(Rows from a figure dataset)

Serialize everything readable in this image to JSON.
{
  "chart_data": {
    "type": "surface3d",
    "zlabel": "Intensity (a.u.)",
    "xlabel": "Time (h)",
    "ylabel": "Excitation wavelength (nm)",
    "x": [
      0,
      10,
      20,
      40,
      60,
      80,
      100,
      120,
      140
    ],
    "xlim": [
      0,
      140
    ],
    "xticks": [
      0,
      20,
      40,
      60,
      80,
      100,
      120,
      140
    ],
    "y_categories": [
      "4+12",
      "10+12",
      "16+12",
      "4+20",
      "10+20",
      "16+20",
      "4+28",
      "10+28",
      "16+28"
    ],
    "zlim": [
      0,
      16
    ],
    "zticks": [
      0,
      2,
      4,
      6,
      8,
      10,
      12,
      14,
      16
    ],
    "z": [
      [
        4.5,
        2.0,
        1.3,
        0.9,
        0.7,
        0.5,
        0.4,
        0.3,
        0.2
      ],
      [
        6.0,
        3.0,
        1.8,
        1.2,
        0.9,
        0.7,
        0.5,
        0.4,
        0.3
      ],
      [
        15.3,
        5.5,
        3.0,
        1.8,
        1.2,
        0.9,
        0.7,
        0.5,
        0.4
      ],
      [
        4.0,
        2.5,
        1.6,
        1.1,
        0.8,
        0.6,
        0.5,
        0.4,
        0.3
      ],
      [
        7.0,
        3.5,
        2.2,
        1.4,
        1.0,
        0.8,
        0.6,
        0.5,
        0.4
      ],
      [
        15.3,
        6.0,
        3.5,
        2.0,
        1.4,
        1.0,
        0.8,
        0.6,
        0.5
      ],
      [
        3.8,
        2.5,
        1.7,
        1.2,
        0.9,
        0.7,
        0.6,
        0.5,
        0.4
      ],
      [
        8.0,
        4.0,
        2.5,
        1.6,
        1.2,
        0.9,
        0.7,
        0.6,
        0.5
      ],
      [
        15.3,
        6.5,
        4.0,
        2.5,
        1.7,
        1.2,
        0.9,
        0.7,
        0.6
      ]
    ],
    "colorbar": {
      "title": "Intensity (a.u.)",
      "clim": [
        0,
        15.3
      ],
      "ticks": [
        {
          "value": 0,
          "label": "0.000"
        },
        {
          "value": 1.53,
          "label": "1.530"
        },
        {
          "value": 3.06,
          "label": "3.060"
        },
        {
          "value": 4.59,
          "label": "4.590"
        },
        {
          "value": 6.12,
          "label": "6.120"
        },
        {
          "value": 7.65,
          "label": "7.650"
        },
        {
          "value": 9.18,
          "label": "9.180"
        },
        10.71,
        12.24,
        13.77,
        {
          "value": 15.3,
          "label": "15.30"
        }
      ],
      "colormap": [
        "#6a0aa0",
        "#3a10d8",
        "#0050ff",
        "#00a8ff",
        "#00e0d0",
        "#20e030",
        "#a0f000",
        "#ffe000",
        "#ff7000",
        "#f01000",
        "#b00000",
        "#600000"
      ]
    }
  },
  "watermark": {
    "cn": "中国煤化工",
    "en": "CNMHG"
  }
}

### To be done
Which lines contain the word "value"? Return each of them.

### Output below
          "value": 0,
          "value": 1.53,
          "value": 3.06,
          "value": 4.59,
          "value": 6.12,
          "value": 7.65,
          "value": 9.18,
          "value": 15.3,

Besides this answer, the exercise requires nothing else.